## PROBLEM DETAILS
Reproduce a passage from the article on Egypt and the EU word for word, beginning at the words "Egyptian officials say" and stopping after the words "as Commission president.".

Sisi said the conference came at “critical time” in light of successive international and regional crises that he said required coordination between Europe and Egypt. 

Speakers at the event focused on Egypt’s strategic location between Europe, the Middle East and Africa, and its potential for exporting clean energy and providing inexpensive skilled labor for European companies looking to “nearshore,” or basing operations close to home markets. 

About half of the deals being signed were in the energy sector, said Ditte Juul Joergensen, director general of the European Commission’s energy department. 

European companies looking to invest were also in sectors including water management, construction, chemicals, shipping and aviation, von der Leyen said. 

WINDFALL 

Egypt has received a windfall of foreign financing and pledges this year from the UAE, the International Monetary Fund and the World Bank as well as the EU. 

That eased a long-running foreign currency crisis and prompted commitments to reforms including a more flexible exchange rate, controls on off-budget spending and the scaling back of the powerful role of the state and the military in the economy. 

Such pledges have done little to invigorate the private sector in the past. In a sign of continuing challenges, Egypt is experiencing routine power cuts, and fertilizer and chemical plants have been halting production because of gas shortages. 

Businesspeople and diplomats say there is little transparency about how economic strategy is determined. A new government is yet to be appointed nearly four weeks after the resignation of the current cabinet was announced. 

Egyptian officials say they are doing their best to manage external pressures and provide for a growing population of 106 million. 

Von der Leyen travelled to Cairo as she seeks approval from the European Parliament for a second five-year term as Commission president. 

EU leaders agreed to nominate the German on June 27 but the secret ballot vote at the parliament is widely seen as a trickier proposition.

(Records of where elements appear)
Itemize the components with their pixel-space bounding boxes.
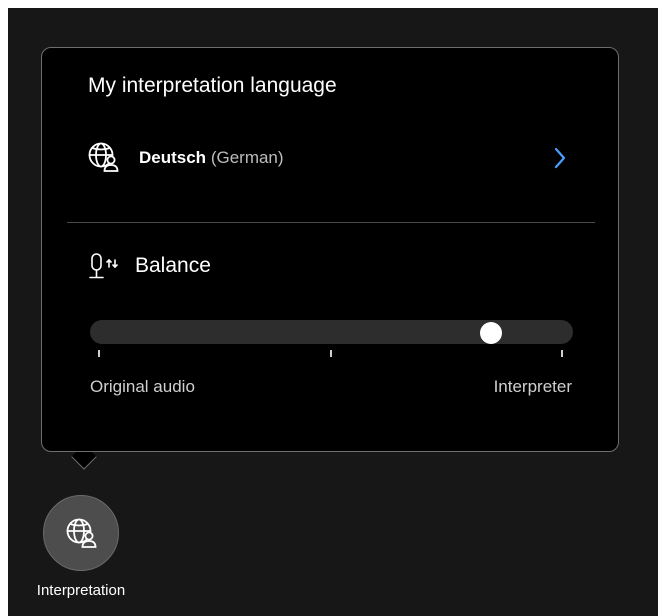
balance-slider-thumb[interactable] <box>479 322 502 344</box>
balance-label: Balance <box>135 254 211 277</box>
slider-tick-start <box>98 350 100 357</box>
balance-header: Balance <box>42 248 618 284</box>
interpretation-button-label[interactable]: Interpretation <box>8 582 154 599</box>
chevron-right-icon[interactable] <box>550 145 570 171</box>
language-name: Deutsch <box>139 148 207 167</box>
language-selector-row[interactable]: Deutsch (German) <box>42 140 618 176</box>
language-value: Deutsch (German) <box>139 148 284 168</box>
original-audio-label: Original audio <box>90 377 195 396</box>
interpretation-popover: My interpretation language Deutsch (Germ… <box>41 47 619 452</box>
interpretation-button[interactable] <box>43 495 119 571</box>
language-subtitle: (German) <box>210 148 284 167</box>
globe-person-icon <box>66 518 97 548</box>
section-divider <box>67 222 595 223</box>
balance-slider[interactable] <box>90 320 573 344</box>
microphone-swap-icon <box>89 253 118 279</box>
globe-person-icon <box>88 142 119 172</box>
interpreter-label: Interpreter <box>493 377 572 396</box>
app-stage: My interpretation language Deutsch (Germ… <box>8 8 658 616</box>
popover-title: My interpretation language <box>88 74 337 97</box>
slider-tick-end <box>561 350 563 357</box>
slider-tick-middle <box>330 350 332 357</box>
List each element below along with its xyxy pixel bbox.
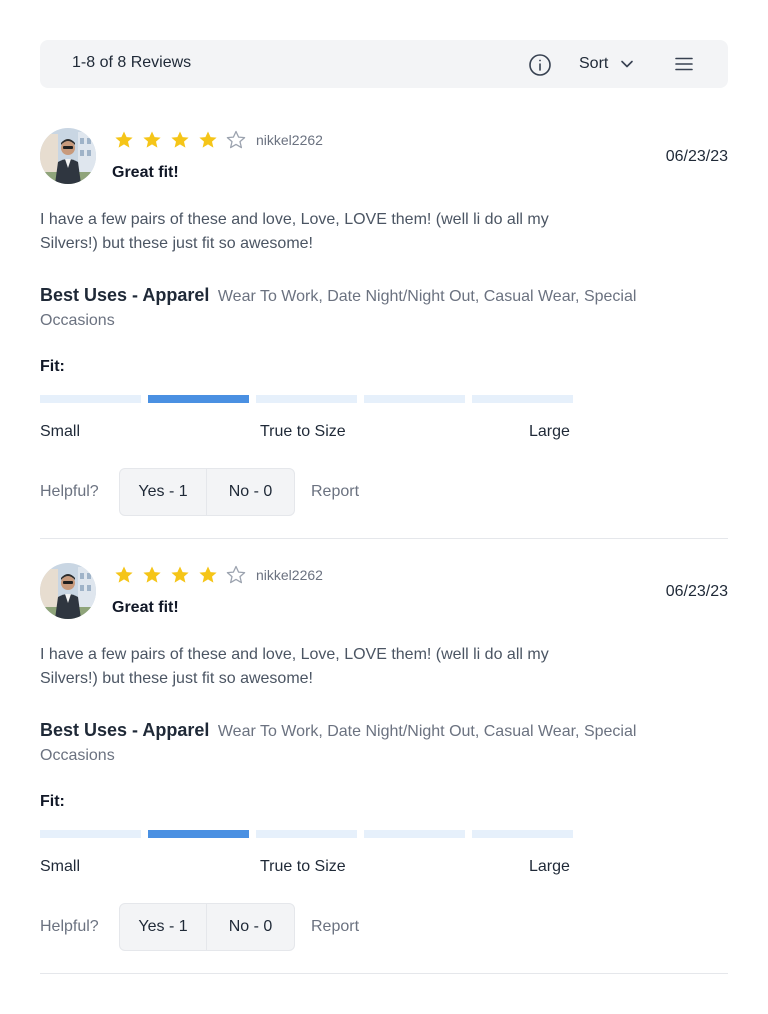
fit-large-label: Large	[529, 858, 570, 875]
fit-segment-selected	[148, 395, 249, 403]
sort-button[interactable]: Sort	[579, 52, 634, 76]
avatar	[40, 563, 96, 619]
star-rating	[114, 565, 254, 585]
fit-segment-selected	[148, 830, 249, 838]
helpful-label: Helpful?	[40, 918, 99, 935]
review-count: 1-8 of 8 Reviews	[72, 54, 192, 71]
review-body: I have a few pairs of these and love, Lo…	[40, 211, 549, 252]
vote-group: Yes - 1 No - 0	[119, 903, 295, 951]
helpful-label: Helpful?	[40, 483, 99, 500]
fit-segment	[364, 830, 465, 838]
vote-group: Yes - 1 No - 0	[119, 468, 295, 516]
star-filled-icon	[115, 131, 133, 148]
fit-label: Fit:	[40, 793, 65, 810]
helpful-yes-button[interactable]: Yes - 1	[120, 469, 207, 515]
chevron-down-icon	[621, 60, 634, 68]
best-uses-label: Best Uses - Apparel	[40, 285, 210, 305]
review-body: I have a few pairs of these and love, Lo…	[40, 646, 549, 687]
star-empty-icon	[226, 565, 246, 584]
best-uses: Best Uses - Apparel Wear To Work, Date N…	[40, 283, 700, 333]
fit-scale-bar	[40, 830, 580, 838]
best-uses-label: Best Uses - Apparel	[40, 720, 210, 740]
star-filled-icon	[143, 566, 161, 583]
helpful-yes-button[interactable]: Yes - 1	[120, 904, 207, 950]
reviews-toolbar: 1-8 of 8 Reviews Sort	[40, 40, 728, 88]
fit-segment	[364, 395, 465, 403]
review-date: 06/23/23	[665, 148, 728, 165]
review-divider	[40, 538, 728, 539]
fit-true-label: True to Size	[260, 423, 346, 440]
fit-segment	[40, 395, 141, 403]
star-filled-icon	[199, 566, 217, 583]
reviewer-username: nikkel2262	[256, 132, 323, 148]
report-link[interactable]: Report	[311, 918, 359, 936]
fit-segment	[472, 395, 573, 403]
review-title: Great fit!	[112, 599, 179, 616]
star-filled-icon	[171, 131, 189, 148]
fit-segment	[256, 830, 357, 838]
review-date: 06/23/23	[665, 583, 728, 600]
fit-true-label: True to Size	[260, 858, 346, 875]
fit-small-label: Small	[40, 858, 81, 875]
fit-segment	[472, 830, 573, 838]
helpful-no-button[interactable]: No - 0	[207, 904, 294, 950]
avatar	[40, 128, 96, 184]
sort-label: Sort	[579, 55, 609, 72]
fit-label: Fit:	[40, 358, 65, 375]
helpful-no-button[interactable]: No - 0	[207, 469, 294, 515]
fit-segment	[256, 395, 357, 403]
review-divider	[40, 973, 728, 974]
star-rating	[114, 130, 254, 150]
fit-segment	[40, 830, 141, 838]
reviewer-username: nikkel2262	[256, 567, 323, 583]
best-uses: Best Uses - Apparel Wear To Work, Date N…	[40, 718, 700, 768]
hamburger-menu-icon[interactable]	[674, 54, 694, 74]
fit-scale-bar	[40, 395, 580, 403]
star-filled-icon	[115, 566, 133, 583]
review-title: Great fit!	[112, 164, 179, 181]
star-filled-icon	[143, 131, 161, 148]
info-icon[interactable]	[528, 53, 552, 77]
report-link[interactable]: Report	[311, 483, 359, 501]
star-filled-icon	[199, 131, 217, 148]
fit-small-label: Small	[40, 423, 81, 440]
star-filled-icon	[171, 566, 189, 583]
fit-large-label: Large	[529, 423, 570, 440]
star-empty-icon	[226, 130, 246, 149]
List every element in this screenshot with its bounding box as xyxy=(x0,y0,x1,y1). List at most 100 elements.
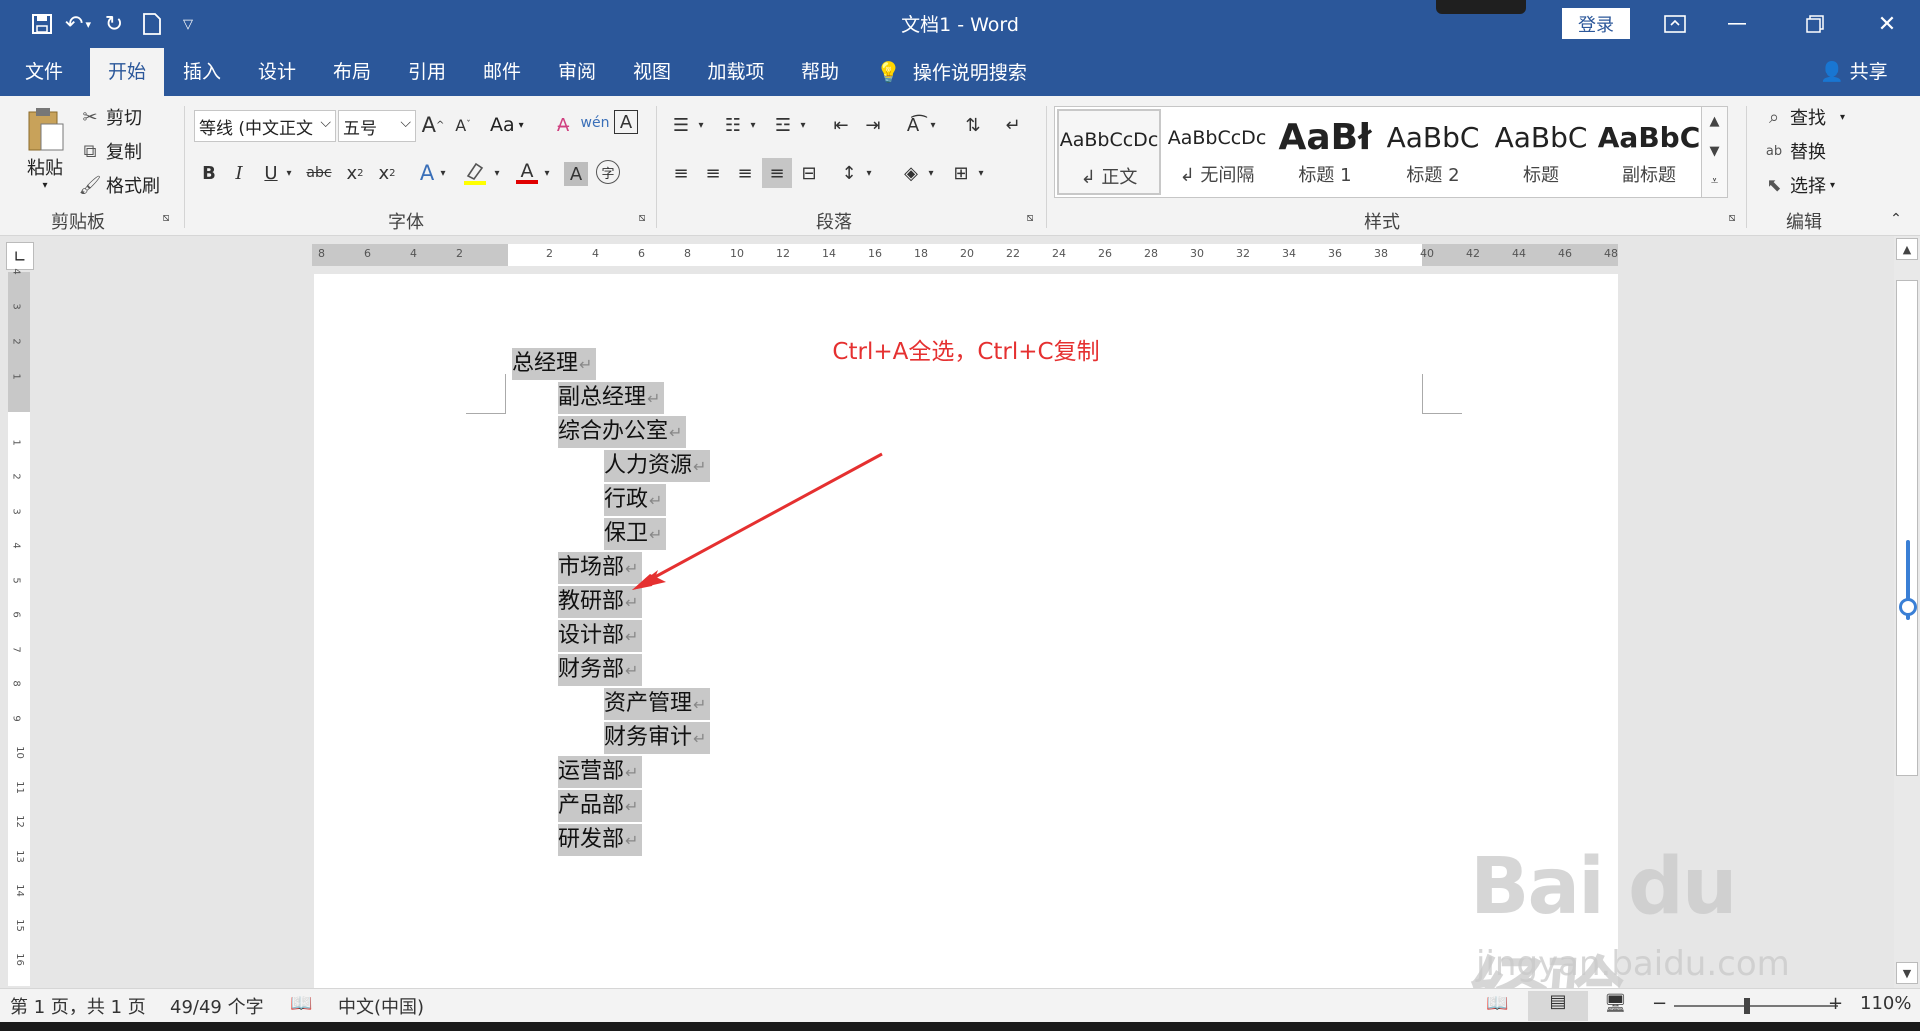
clear-formatting-icon[interactable]: A̶ xyxy=(548,110,578,140)
bold-icon[interactable]: B xyxy=(194,158,224,188)
proofing-icon[interactable]: 📖 xyxy=(290,993,312,1014)
format-painter-button[interactable]: 🖌 格式刷 xyxy=(78,172,160,198)
more-styles-icon[interactable]: ⩡ xyxy=(1702,167,1727,197)
chevron-down-icon[interactable]: ▾ xyxy=(926,110,940,140)
tab-review[interactable]: 审阅 xyxy=(540,48,614,96)
chevron-down-icon[interactable]: ▾ xyxy=(974,158,988,188)
minimize-icon[interactable] xyxy=(1706,0,1768,48)
align-center-icon[interactable]: ≡ xyxy=(698,158,728,188)
collapse-ribbon-icon[interactable]: ⌃ xyxy=(1884,208,1908,230)
chevron-down-icon[interactable]: ▾ xyxy=(694,110,708,140)
style-normal[interactable]: AaBbCcDc ↲ 正文 xyxy=(1057,109,1161,195)
highlight-icon[interactable] xyxy=(460,158,490,188)
decrease-indent-icon[interactable]: ⇤ xyxy=(826,110,856,140)
superscript-icon[interactable]: x2 xyxy=(372,158,402,188)
scroll-up-icon[interactable]: ▲ xyxy=(1896,238,1918,260)
print-layout-icon[interactable]: ▤ xyxy=(1528,991,1588,1021)
chevron-down-icon[interactable]: ▾ xyxy=(436,158,450,188)
align-right-icon[interactable]: ≡ xyxy=(730,158,760,188)
zoom-level[interactable]: 110% xyxy=(1860,993,1911,1014)
multilevel-list-icon[interactable]: ☲ xyxy=(768,110,798,140)
style-heading-2[interactable]: AaBbC 标题 2 xyxy=(1381,109,1485,195)
chevron-down-icon[interactable]: ▾ xyxy=(746,110,760,140)
paste-button[interactable]: 粘贴 ▾ xyxy=(20,106,70,191)
asian-layout-icon[interactable]: A͡ xyxy=(898,110,928,140)
language-indicator[interactable]: 中文(中国) xyxy=(338,993,424,1019)
change-case-button[interactable]: Aa ▾ xyxy=(490,114,524,136)
copy-button[interactable]: ⧉ 复制 xyxy=(78,138,142,164)
cut-button[interactable]: ✂ 剪切 xyxy=(78,104,142,130)
word-count[interactable]: 49/49 个字 xyxy=(170,993,264,1019)
chevron-down-icon[interactable]: ▾ xyxy=(540,158,554,188)
document-page[interactable]: Ctrl+A全选，Ctrl+C复制 总经理↵ 副总经理↵ 综合办公室↵ 人力资源↵ 行政… xyxy=(314,274,1618,988)
scroll-thumb[interactable] xyxy=(1896,280,1918,776)
tab-layout[interactable]: 布局 xyxy=(316,48,388,96)
dialog-launcher-icon[interactable]: ⧅ xyxy=(1722,208,1742,228)
horizontal-ruler[interactable]: 8 6 4 2 2 4 6 8 10 12 14 16 18 20 22 24 26 28 30 32 34 36 38 40… xyxy=(312,244,1618,266)
increase-indent-icon[interactable]: ⇥ xyxy=(858,110,888,140)
tab-design[interactable]: 设计 xyxy=(240,48,314,96)
vertical-ruler[interactable]: 4 3 2 1 1 2 3 4 5 6 7 8 9 10 11 12 13 14 15 16 xyxy=(8,268,30,986)
font-color-icon[interactable]: A xyxy=(512,158,542,188)
italic-icon[interactable]: I xyxy=(224,158,254,188)
scroll-down-icon[interactable]: ▼ xyxy=(1702,137,1727,167)
tab-addins[interactable]: 加载项 xyxy=(692,48,780,96)
scroll-up-icon[interactable]: ▲ xyxy=(1702,107,1727,137)
dialog-launcher-icon[interactable]: ⧅ xyxy=(1020,208,1040,228)
chevron-down-icon[interactable]: ▾ xyxy=(796,110,810,140)
login-button[interactable]: 登录 xyxy=(1562,8,1630,39)
grow-font-icon[interactable]: A ^ xyxy=(418,110,448,140)
show-formatting-marks-icon[interactable]: ↵ xyxy=(998,110,1028,140)
page-count[interactable]: 第 1 页，共 1 页 xyxy=(10,993,146,1019)
enclose-characters-icon[interactable]: 字 xyxy=(596,160,620,184)
borders-icon[interactable]: ⊞ xyxy=(946,158,976,188)
dialog-launcher-icon[interactable]: ⧅ xyxy=(632,208,652,228)
chevron-down-icon[interactable]: ▾ xyxy=(862,158,876,188)
tab-view[interactable]: 视图 xyxy=(616,48,688,96)
distributed-icon[interactable]: ⊟ xyxy=(794,158,824,188)
strikethrough-icon[interactable]: abc xyxy=(304,158,334,188)
chevron-down-icon[interactable]: ▾ xyxy=(490,158,504,188)
justify-icon[interactable]: ≡ xyxy=(762,158,792,188)
numbering-icon[interactable]: ☷ xyxy=(718,110,748,140)
tab-selector[interactable]: ∟ xyxy=(6,242,34,270)
shading-icon[interactable]: ◈ xyxy=(896,158,926,188)
web-layout-icon[interactable]: 🖥 xyxy=(1604,993,1627,1014)
select-button[interactable]: ⬉ 选择 ▾ xyxy=(1762,172,1835,198)
restore-icon[interactable] xyxy=(1784,0,1846,48)
character-shading-icon[interactable]: A xyxy=(564,162,588,186)
shrink-font-icon[interactable]: Aˇ xyxy=(448,110,478,140)
font-name-combo[interactable]: 等线 (中文正文 ⌵ xyxy=(194,110,336,142)
replace-button[interactable]: ab 替换 xyxy=(1762,138,1826,164)
share-button[interactable]: 👤 共享 xyxy=(1820,48,1888,96)
line-spacing-icon[interactable]: ↕ xyxy=(834,158,864,188)
font-size-combo[interactable]: 五号 ⌵ xyxy=(338,110,416,142)
style-subtitle[interactable]: AaBbC 副标题 xyxy=(1597,109,1701,195)
tab-file[interactable]: 文件 xyxy=(0,48,88,96)
chevron-down-icon[interactable]: ▾ xyxy=(282,158,296,188)
tab-references[interactable]: 引用 xyxy=(390,48,464,96)
find-button[interactable]: ⌕ 查找 ▾ xyxy=(1762,104,1845,130)
tab-insert[interactable]: 插入 xyxy=(166,48,238,96)
character-border-icon[interactable]: A xyxy=(614,110,638,134)
scroll-down-icon[interactable]: ▼ xyxy=(1896,962,1918,984)
style-no-spacing[interactable]: AaBbCcDc ↲ 无间隔 xyxy=(1165,109,1269,195)
subscript-icon[interactable]: x2 xyxy=(340,158,370,188)
zoom-slider[interactable] xyxy=(1674,1005,1838,1007)
tab-mailings[interactable]: 邮件 xyxy=(466,48,538,96)
phonetic-guide-icon[interactable]: wén xyxy=(580,108,610,138)
style-heading-1[interactable]: AaBł 标题 1 xyxy=(1273,109,1377,195)
tab-help[interactable]: 帮助 xyxy=(784,48,856,96)
close-icon[interactable]: ✕ xyxy=(1856,0,1918,48)
zoom-in-icon[interactable]: + xyxy=(1828,993,1843,1014)
style-title[interactable]: AaBbC 标题 xyxy=(1489,109,1593,195)
tell-me-search[interactable]: 💡 操作说明搜索 xyxy=(876,48,1027,96)
align-left-icon[interactable]: ≡ xyxy=(666,158,696,188)
dialog-launcher-icon[interactable]: ⧅ xyxy=(156,208,176,228)
bullets-icon[interactable]: ☰ xyxy=(666,110,696,140)
sort-icon[interactable]: ⇅ xyxy=(958,110,988,140)
zoom-slider-thumb[interactable] xyxy=(1744,998,1750,1014)
chevron-down-icon[interactable]: ▾ xyxy=(924,158,938,188)
tab-home[interactable]: 开始 xyxy=(90,48,164,96)
read-mode-icon[interactable]: 📖 xyxy=(1486,993,1508,1014)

## COMPLETED TASK
Egyptian officials say they are doing their best to manage external pressures and provide for a growing population of 106 million. 

Von der Leyen travelled to Cairo as she seeks approval from the European Parliament for a second five-year term as Commission president.